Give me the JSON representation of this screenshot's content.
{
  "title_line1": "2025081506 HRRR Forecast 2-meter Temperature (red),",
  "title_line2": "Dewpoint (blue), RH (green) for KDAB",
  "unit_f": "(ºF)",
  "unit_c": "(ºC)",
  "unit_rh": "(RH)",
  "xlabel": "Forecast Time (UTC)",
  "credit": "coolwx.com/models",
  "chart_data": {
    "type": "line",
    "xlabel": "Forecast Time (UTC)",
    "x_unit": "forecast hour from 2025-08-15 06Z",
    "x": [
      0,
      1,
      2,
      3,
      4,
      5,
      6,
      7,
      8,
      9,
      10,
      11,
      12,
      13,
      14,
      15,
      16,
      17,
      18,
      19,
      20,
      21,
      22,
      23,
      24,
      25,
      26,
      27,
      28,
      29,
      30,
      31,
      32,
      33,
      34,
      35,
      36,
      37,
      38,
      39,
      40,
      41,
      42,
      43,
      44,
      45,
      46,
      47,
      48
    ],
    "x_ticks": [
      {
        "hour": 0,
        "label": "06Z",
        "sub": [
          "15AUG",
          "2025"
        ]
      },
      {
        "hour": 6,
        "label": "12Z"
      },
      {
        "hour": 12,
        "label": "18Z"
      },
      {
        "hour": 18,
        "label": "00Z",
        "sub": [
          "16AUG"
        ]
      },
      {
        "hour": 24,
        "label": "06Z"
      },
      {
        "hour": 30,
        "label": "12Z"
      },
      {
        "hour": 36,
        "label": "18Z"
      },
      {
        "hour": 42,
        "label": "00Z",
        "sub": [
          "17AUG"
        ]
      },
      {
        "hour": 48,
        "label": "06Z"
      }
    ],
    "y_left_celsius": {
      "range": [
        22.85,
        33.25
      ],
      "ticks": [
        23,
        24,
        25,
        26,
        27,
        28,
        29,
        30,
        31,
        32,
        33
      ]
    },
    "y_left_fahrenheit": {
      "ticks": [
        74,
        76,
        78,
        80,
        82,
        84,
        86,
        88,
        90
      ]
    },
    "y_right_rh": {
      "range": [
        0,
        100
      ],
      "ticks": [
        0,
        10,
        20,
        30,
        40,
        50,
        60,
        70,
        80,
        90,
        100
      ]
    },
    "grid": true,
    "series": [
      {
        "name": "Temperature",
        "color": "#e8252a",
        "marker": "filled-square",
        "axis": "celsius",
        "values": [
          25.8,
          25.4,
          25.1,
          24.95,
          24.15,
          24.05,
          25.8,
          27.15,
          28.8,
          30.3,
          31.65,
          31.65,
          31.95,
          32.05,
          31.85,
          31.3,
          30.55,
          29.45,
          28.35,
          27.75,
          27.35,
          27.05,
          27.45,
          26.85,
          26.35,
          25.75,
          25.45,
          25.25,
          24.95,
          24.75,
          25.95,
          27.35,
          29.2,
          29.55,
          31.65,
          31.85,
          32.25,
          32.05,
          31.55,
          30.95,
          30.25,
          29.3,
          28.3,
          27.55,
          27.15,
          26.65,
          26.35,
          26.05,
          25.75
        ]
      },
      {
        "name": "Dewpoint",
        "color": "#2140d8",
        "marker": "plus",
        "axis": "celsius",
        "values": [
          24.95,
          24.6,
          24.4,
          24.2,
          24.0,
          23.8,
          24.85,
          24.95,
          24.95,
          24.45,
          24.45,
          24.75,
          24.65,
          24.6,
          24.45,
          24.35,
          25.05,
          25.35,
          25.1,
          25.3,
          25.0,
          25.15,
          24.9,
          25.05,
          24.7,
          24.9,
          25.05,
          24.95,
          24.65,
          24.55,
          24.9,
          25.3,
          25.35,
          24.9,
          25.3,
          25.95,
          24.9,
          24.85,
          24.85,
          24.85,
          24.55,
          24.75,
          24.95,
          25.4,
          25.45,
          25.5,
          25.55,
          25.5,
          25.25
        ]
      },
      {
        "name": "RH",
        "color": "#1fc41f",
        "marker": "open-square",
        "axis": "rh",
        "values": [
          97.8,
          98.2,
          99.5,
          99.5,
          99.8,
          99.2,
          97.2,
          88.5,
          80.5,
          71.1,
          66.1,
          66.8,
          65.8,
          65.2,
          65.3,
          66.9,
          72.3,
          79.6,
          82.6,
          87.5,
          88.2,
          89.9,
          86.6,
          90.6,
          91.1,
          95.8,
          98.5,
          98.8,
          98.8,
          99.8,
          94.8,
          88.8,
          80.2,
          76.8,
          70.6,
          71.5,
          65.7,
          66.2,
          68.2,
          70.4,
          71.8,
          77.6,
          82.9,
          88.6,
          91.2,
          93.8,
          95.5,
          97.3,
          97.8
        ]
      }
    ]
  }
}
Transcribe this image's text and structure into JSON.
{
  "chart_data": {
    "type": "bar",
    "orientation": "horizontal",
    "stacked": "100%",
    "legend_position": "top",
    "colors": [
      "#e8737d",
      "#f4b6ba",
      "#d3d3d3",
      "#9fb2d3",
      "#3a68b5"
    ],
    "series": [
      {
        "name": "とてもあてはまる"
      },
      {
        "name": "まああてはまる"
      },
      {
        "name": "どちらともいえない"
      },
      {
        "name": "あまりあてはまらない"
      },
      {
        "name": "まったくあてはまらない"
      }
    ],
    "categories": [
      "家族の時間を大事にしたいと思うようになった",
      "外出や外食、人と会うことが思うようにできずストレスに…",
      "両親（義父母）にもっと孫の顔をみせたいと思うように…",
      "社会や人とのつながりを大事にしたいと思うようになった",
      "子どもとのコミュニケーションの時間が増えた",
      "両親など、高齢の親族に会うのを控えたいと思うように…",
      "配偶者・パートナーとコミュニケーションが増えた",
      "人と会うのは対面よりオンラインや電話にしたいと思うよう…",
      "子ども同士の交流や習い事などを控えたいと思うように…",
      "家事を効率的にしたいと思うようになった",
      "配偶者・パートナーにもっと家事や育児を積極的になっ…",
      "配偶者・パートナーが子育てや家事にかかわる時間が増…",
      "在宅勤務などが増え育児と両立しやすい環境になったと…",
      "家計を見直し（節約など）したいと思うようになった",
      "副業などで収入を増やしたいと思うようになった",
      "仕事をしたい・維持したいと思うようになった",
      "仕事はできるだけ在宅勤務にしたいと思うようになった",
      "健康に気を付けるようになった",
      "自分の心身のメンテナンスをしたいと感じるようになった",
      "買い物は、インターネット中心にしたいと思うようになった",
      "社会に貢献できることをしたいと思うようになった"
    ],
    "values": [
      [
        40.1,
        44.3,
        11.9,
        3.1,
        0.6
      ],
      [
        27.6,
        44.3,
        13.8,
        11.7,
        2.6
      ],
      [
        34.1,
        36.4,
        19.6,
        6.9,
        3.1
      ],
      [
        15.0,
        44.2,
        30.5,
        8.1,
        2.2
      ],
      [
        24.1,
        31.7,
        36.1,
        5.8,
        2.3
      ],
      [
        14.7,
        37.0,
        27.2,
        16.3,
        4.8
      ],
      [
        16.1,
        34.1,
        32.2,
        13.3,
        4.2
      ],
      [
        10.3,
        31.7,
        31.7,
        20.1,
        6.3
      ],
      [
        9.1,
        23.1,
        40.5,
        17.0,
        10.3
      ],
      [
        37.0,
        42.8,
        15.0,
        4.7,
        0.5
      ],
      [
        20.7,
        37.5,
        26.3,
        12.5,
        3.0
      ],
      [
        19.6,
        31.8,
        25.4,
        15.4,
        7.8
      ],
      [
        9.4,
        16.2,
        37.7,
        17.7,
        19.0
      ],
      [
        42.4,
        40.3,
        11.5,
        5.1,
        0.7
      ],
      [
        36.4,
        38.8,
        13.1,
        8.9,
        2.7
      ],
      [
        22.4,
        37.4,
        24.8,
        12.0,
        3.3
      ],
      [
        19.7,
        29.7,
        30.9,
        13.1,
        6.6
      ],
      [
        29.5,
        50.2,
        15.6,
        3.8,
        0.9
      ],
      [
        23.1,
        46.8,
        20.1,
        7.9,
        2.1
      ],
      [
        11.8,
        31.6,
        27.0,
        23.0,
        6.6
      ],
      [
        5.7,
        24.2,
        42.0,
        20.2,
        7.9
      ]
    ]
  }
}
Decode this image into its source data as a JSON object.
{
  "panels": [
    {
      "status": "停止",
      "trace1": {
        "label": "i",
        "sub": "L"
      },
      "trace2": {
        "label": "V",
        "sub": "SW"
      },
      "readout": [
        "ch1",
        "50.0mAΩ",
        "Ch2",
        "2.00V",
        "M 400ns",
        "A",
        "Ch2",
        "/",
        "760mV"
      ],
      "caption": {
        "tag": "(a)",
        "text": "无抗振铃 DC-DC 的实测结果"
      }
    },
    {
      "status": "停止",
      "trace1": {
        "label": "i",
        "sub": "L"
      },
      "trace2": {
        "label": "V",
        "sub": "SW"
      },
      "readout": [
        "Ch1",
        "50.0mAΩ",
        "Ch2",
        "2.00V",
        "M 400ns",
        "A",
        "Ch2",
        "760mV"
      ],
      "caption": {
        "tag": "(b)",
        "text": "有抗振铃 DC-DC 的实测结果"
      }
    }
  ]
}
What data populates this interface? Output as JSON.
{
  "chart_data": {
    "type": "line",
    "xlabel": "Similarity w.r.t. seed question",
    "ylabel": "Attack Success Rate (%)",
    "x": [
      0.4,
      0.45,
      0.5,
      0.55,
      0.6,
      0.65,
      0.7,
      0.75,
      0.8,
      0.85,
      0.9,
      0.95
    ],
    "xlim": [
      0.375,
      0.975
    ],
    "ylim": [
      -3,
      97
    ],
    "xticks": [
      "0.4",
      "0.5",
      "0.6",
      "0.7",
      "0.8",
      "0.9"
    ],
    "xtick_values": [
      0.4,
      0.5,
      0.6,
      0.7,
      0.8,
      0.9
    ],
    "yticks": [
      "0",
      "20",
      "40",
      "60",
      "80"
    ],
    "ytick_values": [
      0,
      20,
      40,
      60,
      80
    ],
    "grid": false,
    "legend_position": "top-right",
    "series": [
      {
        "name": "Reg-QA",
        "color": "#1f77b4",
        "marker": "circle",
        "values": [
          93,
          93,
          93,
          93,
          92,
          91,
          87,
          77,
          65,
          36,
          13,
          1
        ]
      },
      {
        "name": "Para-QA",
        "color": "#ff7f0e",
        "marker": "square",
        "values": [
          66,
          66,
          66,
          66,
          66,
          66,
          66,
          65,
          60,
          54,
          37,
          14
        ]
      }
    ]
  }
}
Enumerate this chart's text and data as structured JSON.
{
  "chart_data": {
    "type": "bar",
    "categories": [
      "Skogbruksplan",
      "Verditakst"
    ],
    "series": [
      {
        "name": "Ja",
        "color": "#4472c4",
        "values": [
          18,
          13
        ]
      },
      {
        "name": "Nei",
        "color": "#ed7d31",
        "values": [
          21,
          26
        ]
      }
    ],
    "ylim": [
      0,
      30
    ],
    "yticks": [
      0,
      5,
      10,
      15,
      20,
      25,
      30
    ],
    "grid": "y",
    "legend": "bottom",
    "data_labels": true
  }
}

··········

Find the number of lines in which the word "this" occurs, and write nothing but that number.

5